:: INSTRUCTIONS FOR THE TASK ::
Reproduce all of the data below word for word, leaving out the pictures.

[Records from a data collection]
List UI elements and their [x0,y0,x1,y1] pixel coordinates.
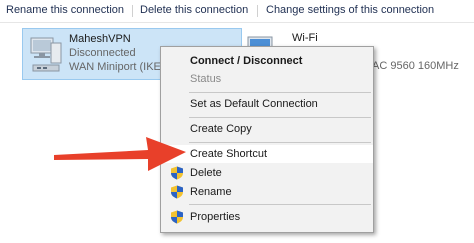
connection-device: WAN Miniport (IKEv [69,61,167,73]
rename-connection-button[interactable]: Rename this connection [6,4,124,16]
uac-shield-icon [171,210,183,224]
change-settings-button[interactable]: Change settings of this connection [266,4,434,16]
menu-item-properties[interactable]: Properties [161,208,373,226]
connection-device: AC 9560 160MHz [372,60,459,72]
menu-item-set-default[interactable]: Set as Default Connection [161,95,373,113]
menu-item-status[interactable]: Status [161,70,373,88]
network-computer-icon [30,37,62,72]
menu-item-connect-disconnect[interactable]: Connect / Disconnect [161,52,373,70]
menu-item-label: Create Copy [190,123,252,135]
menu-separator [189,117,371,118]
menu-separator [189,204,371,205]
menu-item-label: Connect / Disconnect [190,55,303,67]
context-menu: Connect / Disconnect Status Set as Defau… [160,46,374,233]
menu-item-label: Rename [190,186,232,198]
menu-item-create-shortcut[interactable]: Create Shortcut [161,145,373,163]
connection-name: MaheshVPN [69,33,131,45]
menu-separator [189,142,371,143]
menu-item-label: Set as Default Connection [190,98,318,110]
menu-item-delete[interactable]: Delete [161,164,373,182]
command-toolbar: Rename this connection Delete this conne… [0,0,474,23]
menu-separator [189,92,371,93]
uac-shield-icon [171,185,183,199]
menu-item-label: Delete [190,167,222,179]
menu-item-label: Properties [190,211,241,223]
delete-connection-button[interactable]: Delete this connection [140,4,248,16]
connection-status: Disconnected [69,47,136,59]
red-arrow-annotation [54,137,186,171]
connection-name: Wi-Fi [292,32,318,44]
toolbar-separator [132,5,133,17]
menu-item-label: Status [190,73,222,85]
toolbar-separator [257,5,258,17]
menu-item-rename[interactable]: Rename [161,183,373,201]
menu-item-create-copy[interactable]: Create Copy [161,120,373,138]
menu-item-label: Create Shortcut [190,148,268,160]
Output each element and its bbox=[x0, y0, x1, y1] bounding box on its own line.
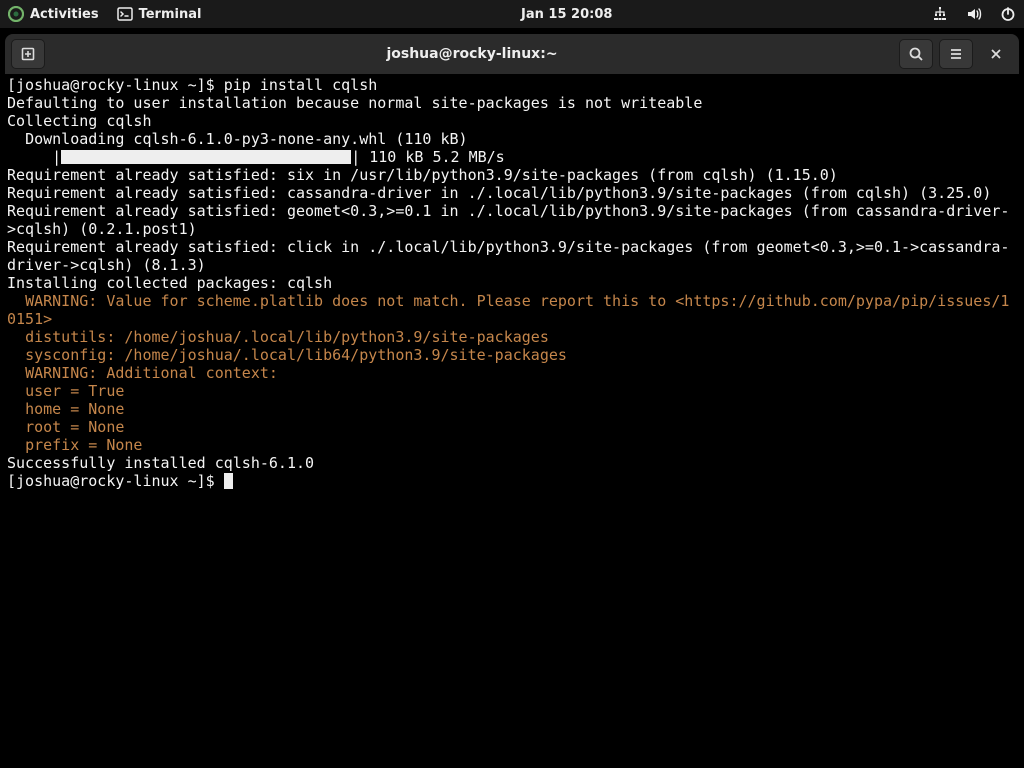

:: SOLUTION TO THIS TASK ::
List UI elements and their [x0,y0,x1,y1] pixel coordinates.
connection-device: WAN Miniport (IKEv [69,61,167,73]
rename-connection-button[interactable]: Rename this connection [6,4,124,16]
uac-shield-icon [171,210,183,224]
change-settings-button[interactable]: Change settings of this connection [266,4,434,16]
menu-item-properties[interactable]: Properties [161,208,373,226]
connection-device: AC 9560 160MHz [372,60,459,72]
menu-item-set-default[interactable]: Set as Default Connection [161,95,373,113]
menu-item-status[interactable]: Status [161,70,373,88]
network-computer-icon [30,37,62,72]
menu-item-connect-disconnect[interactable]: Connect / Disconnect [161,52,373,70]
menu-item-label: Create Copy [190,123,252,135]
menu-separator [189,117,371,118]
menu-separator [189,204,371,205]
menu-item-label: Connect / Disconnect [190,55,303,67]
context-menu: Connect / Disconnect Status Set as Defau… [160,46,374,233]
menu-item-label: Rename [190,186,232,198]
menu-item-create-shortcut[interactable]: Create Shortcut [161,145,373,163]
connection-name: MaheshVPN [69,33,131,45]
menu-separator [189,142,371,143]
menu-item-label: Set as Default Connection [190,98,318,110]
menu-item-delete[interactable]: Delete [161,164,373,182]
command-toolbar: Rename this connection Delete this conne… [0,0,474,23]
menu-separator [189,92,371,93]
uac-shield-icon [171,185,183,199]
menu-item-label: Delete [190,167,222,179]
menu-item-label: Properties [190,211,241,223]
delete-connection-button[interactable]: Delete this connection [140,4,248,16]
connection-status: Disconnected [69,47,136,59]
red-arrow-annotation [54,137,186,171]
connection-name: Wi-Fi [292,32,318,44]
toolbar-separator [132,5,133,17]
menu-item-label: Status [190,73,222,85]
toolbar-separator [257,5,258,17]
menu-item-rename[interactable]: Rename [161,183,373,201]
menu-item-create-copy[interactable]: Create Copy [161,120,373,138]
menu-item-label: Create Shortcut [190,148,268,160]
Output each element and its bbox=[x0, y0, x1, y1] bounding box on its own line.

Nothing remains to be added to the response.